[Figure record extracts]
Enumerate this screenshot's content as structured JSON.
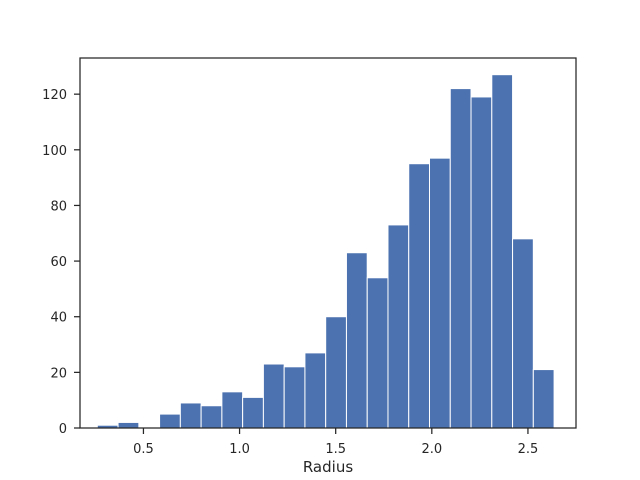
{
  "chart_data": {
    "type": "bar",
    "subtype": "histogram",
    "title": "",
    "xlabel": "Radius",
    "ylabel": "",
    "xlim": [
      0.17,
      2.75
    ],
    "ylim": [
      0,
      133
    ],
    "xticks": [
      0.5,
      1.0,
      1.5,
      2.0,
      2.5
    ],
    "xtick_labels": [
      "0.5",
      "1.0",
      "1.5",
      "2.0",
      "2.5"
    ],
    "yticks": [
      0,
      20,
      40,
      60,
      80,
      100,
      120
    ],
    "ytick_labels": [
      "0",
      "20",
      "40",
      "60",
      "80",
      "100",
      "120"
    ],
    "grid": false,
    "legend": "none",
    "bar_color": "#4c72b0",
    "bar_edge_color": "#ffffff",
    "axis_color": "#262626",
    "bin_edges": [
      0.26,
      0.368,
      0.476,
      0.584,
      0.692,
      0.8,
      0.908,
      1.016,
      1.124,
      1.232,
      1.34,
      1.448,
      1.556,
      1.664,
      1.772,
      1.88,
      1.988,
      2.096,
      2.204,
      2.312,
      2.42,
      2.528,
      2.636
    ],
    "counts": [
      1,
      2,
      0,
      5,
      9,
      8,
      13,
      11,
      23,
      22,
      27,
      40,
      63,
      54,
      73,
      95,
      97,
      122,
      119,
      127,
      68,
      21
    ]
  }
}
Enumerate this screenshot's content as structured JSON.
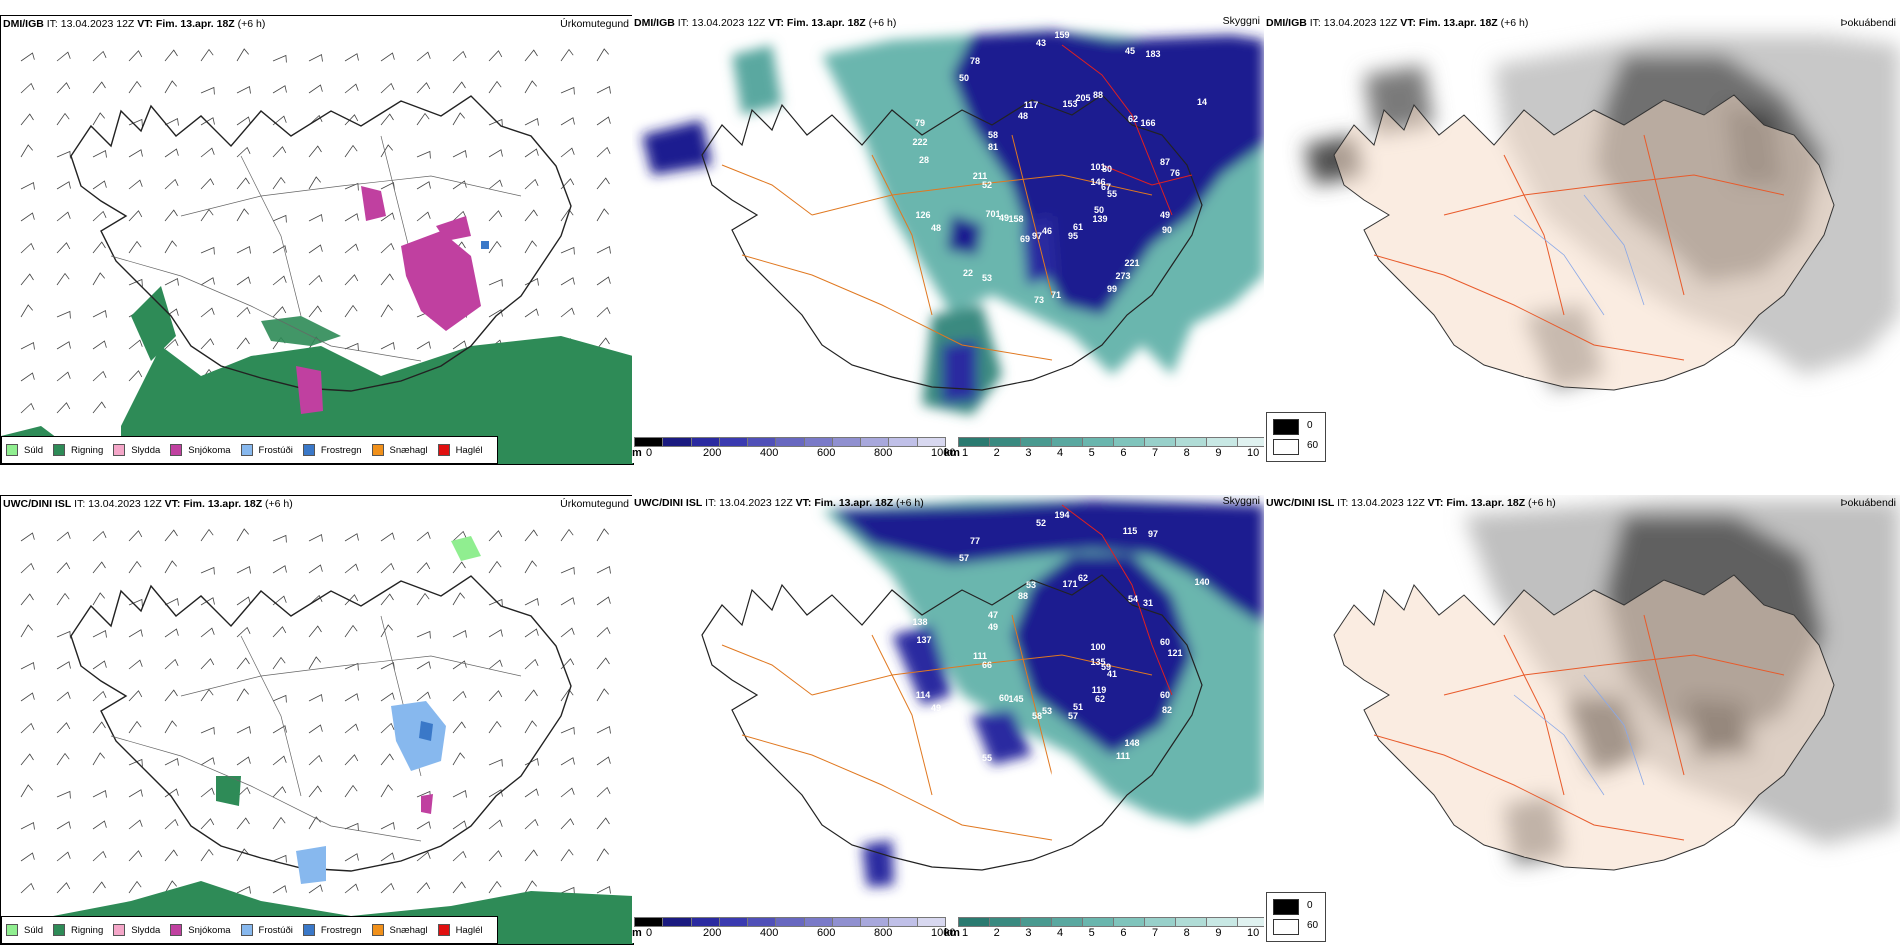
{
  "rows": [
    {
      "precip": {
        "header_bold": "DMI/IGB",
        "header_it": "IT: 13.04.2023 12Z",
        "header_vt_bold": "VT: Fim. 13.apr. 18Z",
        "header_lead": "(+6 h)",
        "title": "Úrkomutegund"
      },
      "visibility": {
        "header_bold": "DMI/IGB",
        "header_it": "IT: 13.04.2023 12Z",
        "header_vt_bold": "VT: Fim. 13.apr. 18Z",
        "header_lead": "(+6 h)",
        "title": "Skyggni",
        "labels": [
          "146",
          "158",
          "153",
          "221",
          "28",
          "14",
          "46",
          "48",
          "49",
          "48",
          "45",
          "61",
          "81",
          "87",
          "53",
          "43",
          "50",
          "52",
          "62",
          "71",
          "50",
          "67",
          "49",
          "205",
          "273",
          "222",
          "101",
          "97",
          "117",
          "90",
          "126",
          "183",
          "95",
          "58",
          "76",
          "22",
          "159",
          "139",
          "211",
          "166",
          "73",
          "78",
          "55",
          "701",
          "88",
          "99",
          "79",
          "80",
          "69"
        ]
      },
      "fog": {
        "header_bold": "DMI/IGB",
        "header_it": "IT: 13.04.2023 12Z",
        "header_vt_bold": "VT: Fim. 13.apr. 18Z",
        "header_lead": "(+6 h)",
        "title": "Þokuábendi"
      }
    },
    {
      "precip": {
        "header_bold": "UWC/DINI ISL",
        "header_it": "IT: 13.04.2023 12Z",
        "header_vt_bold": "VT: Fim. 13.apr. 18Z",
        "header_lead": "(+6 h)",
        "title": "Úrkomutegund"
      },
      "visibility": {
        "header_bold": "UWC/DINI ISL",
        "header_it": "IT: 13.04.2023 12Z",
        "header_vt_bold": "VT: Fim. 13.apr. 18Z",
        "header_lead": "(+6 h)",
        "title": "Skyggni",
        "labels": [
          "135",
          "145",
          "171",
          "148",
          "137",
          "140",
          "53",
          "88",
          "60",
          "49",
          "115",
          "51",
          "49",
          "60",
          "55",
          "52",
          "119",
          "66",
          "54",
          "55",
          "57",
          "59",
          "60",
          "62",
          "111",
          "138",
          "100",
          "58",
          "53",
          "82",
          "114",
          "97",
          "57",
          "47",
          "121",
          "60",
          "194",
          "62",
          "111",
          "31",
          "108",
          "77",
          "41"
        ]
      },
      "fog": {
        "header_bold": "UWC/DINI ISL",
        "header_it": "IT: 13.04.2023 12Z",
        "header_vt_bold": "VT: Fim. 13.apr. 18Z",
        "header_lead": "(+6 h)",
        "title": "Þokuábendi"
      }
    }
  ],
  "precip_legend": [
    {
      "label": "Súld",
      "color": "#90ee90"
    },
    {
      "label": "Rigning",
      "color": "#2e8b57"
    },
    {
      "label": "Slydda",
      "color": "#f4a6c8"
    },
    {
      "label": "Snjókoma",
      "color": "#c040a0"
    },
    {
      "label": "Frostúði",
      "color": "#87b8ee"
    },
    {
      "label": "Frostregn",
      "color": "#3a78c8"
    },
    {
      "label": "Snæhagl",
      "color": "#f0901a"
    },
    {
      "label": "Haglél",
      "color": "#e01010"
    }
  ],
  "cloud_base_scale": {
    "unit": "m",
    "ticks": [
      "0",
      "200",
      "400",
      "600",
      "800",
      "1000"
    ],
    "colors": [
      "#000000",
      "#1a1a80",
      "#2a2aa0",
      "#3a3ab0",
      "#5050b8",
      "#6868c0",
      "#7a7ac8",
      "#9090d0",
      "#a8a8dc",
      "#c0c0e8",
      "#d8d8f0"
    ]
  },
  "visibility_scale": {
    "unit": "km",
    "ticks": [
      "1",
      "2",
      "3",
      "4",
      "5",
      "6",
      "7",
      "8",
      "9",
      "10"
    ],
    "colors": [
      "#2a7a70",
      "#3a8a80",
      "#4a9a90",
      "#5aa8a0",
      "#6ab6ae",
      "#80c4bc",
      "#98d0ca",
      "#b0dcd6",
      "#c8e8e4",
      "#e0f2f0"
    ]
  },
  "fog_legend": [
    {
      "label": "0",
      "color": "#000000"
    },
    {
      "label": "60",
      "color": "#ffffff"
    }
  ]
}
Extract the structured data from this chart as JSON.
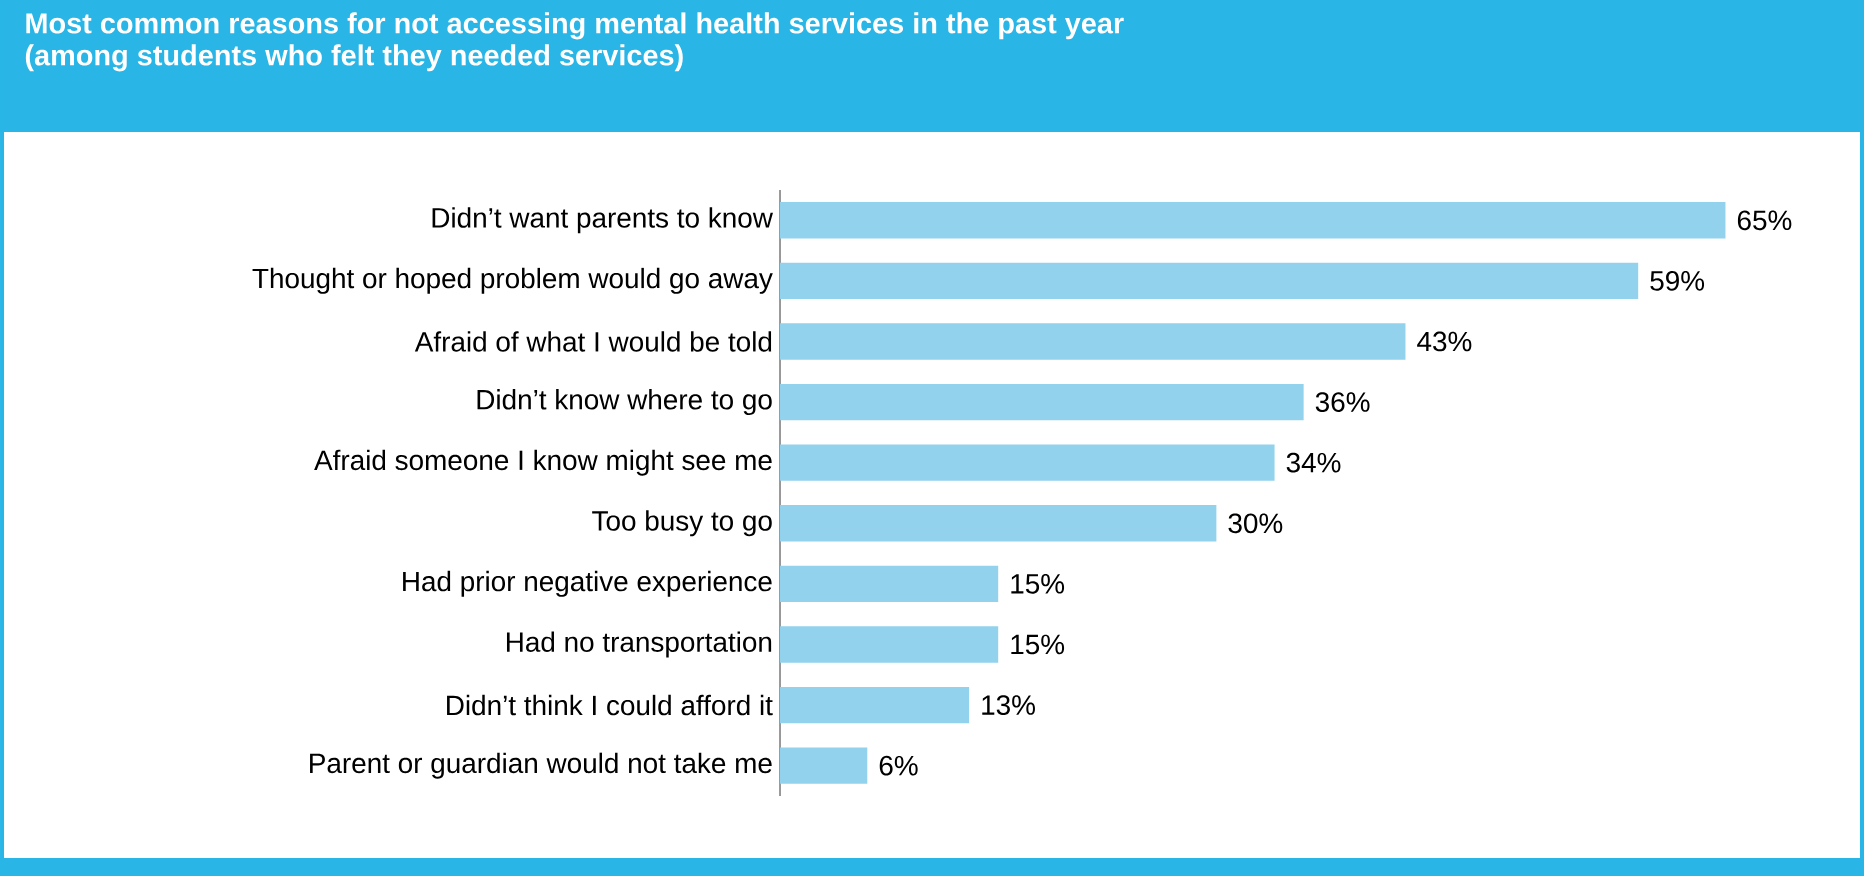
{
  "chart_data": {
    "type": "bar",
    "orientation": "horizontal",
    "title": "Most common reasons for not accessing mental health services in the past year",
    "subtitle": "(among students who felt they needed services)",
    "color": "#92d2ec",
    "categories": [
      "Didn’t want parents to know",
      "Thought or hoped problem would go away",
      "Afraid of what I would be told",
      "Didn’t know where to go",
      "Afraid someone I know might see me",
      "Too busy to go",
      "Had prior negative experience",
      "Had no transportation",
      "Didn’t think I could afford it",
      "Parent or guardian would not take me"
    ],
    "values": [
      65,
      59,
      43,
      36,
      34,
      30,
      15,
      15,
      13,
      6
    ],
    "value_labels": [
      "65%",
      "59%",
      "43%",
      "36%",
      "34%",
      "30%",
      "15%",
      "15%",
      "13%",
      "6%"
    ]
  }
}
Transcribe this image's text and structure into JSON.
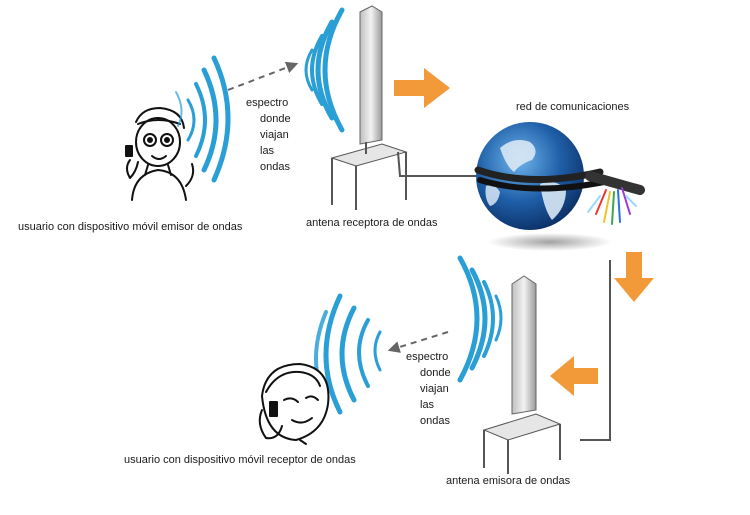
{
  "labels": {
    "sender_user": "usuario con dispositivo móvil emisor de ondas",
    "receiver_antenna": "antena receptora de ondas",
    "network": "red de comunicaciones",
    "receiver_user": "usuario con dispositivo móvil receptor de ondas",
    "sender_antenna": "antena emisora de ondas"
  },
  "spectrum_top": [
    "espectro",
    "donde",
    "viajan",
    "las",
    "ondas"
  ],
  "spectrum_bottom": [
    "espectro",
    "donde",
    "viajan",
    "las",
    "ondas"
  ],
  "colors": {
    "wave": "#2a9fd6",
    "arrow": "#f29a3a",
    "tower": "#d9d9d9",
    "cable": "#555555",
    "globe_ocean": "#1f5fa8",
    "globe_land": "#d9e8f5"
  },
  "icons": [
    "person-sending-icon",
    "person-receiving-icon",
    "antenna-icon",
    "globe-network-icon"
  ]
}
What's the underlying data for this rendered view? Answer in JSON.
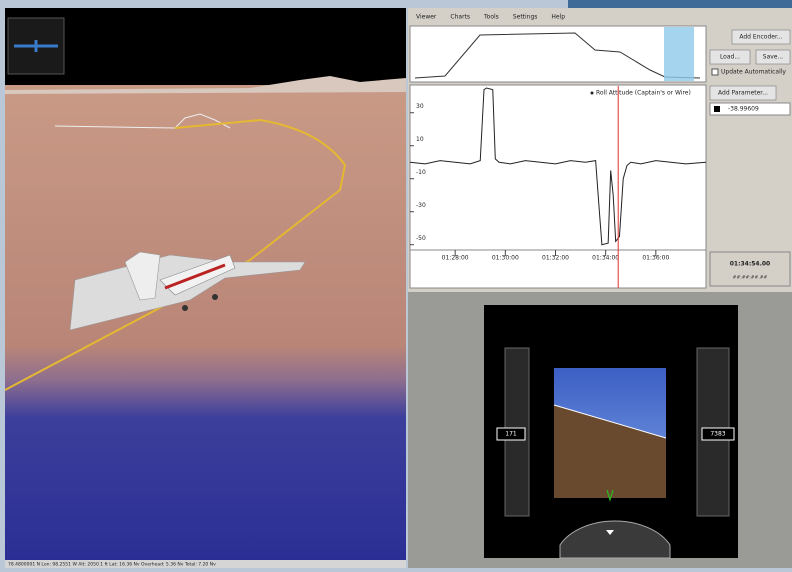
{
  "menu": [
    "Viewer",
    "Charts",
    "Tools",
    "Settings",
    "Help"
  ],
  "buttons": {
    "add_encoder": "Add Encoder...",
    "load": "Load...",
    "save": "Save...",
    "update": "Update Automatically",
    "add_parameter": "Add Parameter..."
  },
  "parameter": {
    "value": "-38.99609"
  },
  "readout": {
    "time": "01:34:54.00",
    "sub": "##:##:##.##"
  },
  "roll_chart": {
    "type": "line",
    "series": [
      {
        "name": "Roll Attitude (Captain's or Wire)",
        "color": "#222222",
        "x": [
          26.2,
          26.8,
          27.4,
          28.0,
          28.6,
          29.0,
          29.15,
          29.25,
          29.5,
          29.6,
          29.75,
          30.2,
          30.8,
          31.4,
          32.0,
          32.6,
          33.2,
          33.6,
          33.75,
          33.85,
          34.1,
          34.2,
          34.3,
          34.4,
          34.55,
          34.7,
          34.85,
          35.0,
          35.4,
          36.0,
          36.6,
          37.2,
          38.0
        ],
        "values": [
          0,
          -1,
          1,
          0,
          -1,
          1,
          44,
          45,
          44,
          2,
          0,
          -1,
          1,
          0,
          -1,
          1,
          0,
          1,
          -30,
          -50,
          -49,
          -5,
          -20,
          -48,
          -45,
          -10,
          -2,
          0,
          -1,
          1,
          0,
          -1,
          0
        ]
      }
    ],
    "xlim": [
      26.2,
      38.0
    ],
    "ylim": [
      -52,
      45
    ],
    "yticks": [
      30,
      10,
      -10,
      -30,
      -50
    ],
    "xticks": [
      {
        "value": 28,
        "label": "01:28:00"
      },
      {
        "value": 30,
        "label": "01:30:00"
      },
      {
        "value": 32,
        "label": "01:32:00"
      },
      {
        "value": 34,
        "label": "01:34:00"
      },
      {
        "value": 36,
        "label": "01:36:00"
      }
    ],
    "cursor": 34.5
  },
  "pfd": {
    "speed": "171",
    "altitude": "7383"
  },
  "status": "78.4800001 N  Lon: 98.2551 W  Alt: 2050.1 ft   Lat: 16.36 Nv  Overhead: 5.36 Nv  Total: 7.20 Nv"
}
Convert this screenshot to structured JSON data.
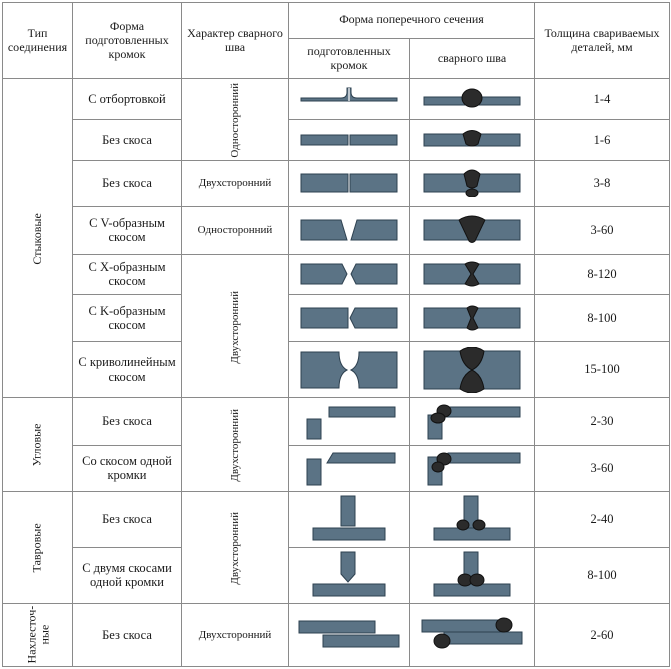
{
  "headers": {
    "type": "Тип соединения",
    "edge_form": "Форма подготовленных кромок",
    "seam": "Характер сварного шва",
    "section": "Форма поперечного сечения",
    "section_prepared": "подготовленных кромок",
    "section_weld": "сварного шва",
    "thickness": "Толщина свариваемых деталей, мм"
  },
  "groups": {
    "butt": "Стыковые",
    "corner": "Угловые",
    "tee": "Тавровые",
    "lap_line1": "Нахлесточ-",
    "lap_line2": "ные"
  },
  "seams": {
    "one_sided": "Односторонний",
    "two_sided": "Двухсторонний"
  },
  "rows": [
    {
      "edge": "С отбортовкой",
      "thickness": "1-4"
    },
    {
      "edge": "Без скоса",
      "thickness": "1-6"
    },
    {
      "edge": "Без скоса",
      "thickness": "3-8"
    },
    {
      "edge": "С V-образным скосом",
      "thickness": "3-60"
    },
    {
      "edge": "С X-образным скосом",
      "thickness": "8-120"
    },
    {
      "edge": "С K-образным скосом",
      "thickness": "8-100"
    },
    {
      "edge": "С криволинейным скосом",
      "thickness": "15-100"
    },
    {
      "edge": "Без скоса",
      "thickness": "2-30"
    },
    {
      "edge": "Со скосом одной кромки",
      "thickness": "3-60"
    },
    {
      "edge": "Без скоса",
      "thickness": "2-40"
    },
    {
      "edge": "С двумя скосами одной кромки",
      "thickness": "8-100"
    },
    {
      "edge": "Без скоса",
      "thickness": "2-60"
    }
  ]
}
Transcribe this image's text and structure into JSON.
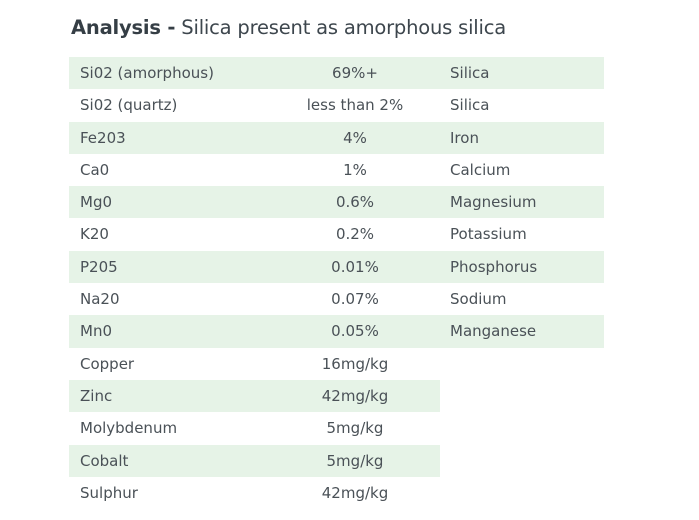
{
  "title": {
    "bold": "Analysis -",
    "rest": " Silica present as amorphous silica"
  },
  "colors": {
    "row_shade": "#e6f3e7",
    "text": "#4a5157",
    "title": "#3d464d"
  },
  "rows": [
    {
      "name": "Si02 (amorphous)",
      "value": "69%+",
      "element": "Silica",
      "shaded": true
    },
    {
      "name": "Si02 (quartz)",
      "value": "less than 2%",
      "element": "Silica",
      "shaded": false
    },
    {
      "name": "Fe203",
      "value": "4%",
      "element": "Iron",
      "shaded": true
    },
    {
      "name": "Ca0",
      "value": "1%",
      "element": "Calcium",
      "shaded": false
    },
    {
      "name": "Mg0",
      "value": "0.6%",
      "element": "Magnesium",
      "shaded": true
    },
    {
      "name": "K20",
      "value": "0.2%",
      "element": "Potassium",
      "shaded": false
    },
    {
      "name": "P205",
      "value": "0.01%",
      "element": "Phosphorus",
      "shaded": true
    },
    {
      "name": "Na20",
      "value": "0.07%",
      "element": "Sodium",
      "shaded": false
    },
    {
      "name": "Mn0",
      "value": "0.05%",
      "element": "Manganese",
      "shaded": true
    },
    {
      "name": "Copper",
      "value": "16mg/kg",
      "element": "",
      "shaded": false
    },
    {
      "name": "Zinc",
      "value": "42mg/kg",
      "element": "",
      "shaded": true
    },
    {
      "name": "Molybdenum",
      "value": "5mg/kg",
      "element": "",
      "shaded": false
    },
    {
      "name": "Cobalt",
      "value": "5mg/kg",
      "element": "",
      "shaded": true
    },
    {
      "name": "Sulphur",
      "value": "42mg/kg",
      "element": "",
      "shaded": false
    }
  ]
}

→ **WRITTEN INSTRUCTION**:
Identify each line holding the string "образным", and copy it out.

→ **ANSWER TO THIS TASK**:
      "edge": "С V-образным скосом",
      "edge": "С X-образным скосом",
      "edge": "С K-образным скосом",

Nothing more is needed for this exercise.